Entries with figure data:

* * * *

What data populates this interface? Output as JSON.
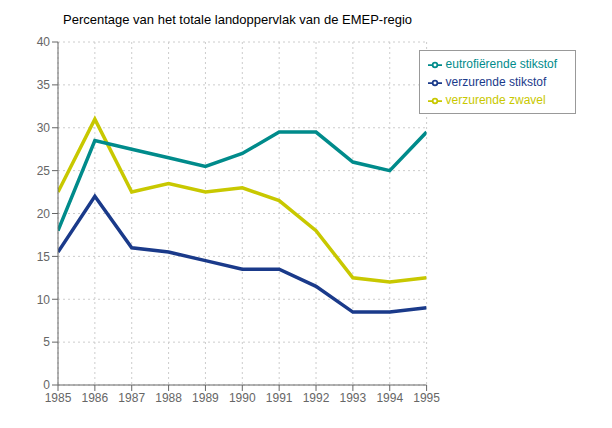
{
  "chart_data": {
    "type": "line",
    "title": "Percentage van het totale landoppervlak van de EMEP-regio",
    "x": [
      1985,
      1986,
      1987,
      1988,
      1989,
      1990,
      1991,
      1992,
      1993,
      1994,
      1995
    ],
    "series": [
      {
        "name": "verzurende zwavel",
        "color": "#c8c800",
        "values": [
          22.5,
          31.0,
          22.5,
          23.5,
          22.5,
          23.0,
          21.5,
          18.0,
          12.5,
          12.0,
          12.5
        ]
      },
      {
        "name": "verzurende stikstof",
        "color": "#1a3a8a",
        "values": [
          15.5,
          22.0,
          16.0,
          15.5,
          14.5,
          13.5,
          13.5,
          11.5,
          8.5,
          8.5,
          9.0
        ]
      },
      {
        "name": "eutrofiërende stikstof",
        "color": "#008b8b",
        "values": [
          18.0,
          28.5,
          27.5,
          26.5,
          25.5,
          27.0,
          29.5,
          29.5,
          26.0,
          25.0,
          29.5
        ]
      }
    ],
    "xlim": [
      1985,
      1995
    ],
    "xticks": [
      1985,
      1986,
      1987,
      1988,
      1989,
      1990,
      1991,
      1992,
      1993,
      1994,
      1995
    ],
    "ylim": [
      0,
      40
    ],
    "yticks": [
      0,
      5,
      10,
      15,
      20,
      25,
      30,
      35,
      40
    ],
    "grid": true,
    "legend": "upper right"
  }
}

* * * *

__Exercise__
Retype the whole listing, keeping every line identical and omitting all pictures.

__Task response__
What data populates this interface? Output as JSON.
{
  "chart_data": {
    "type": "line",
    "title": "Percentage van het totale landoppervlak van de EMEP-regio",
    "x": [
      1985,
      1986,
      1987,
      1988,
      1989,
      1990,
      1991,
      1992,
      1993,
      1994,
      1995
    ],
    "series": [
      {
        "name": "verzurende zwavel",
        "color": "#c8c800",
        "values": [
          22.5,
          31.0,
          22.5,
          23.5,
          22.5,
          23.0,
          21.5,
          18.0,
          12.5,
          12.0,
          12.5
        ]
      },
      {
        "name": "verzurende stikstof",
        "color": "#1a3a8a",
        "values": [
          15.5,
          22.0,
          16.0,
          15.5,
          14.5,
          13.5,
          13.5,
          11.5,
          8.5,
          8.5,
          9.0
        ]
      },
      {
        "name": "eutrofiërende stikstof",
        "color": "#008b8b",
        "values": [
          18.0,
          28.5,
          27.5,
          26.5,
          25.5,
          27.0,
          29.5,
          29.5,
          26.0,
          25.0,
          29.5
        ]
      }
    ],
    "xlim": [
      1985,
      1995
    ],
    "xticks": [
      1985,
      1986,
      1987,
      1988,
      1989,
      1990,
      1991,
      1992,
      1993,
      1994,
      1995
    ],
    "ylim": [
      0,
      40
    ],
    "yticks": [
      0,
      5,
      10,
      15,
      20,
      25,
      30,
      35,
      40
    ],
    "grid": true,
    "legend": "upper right"
  }
}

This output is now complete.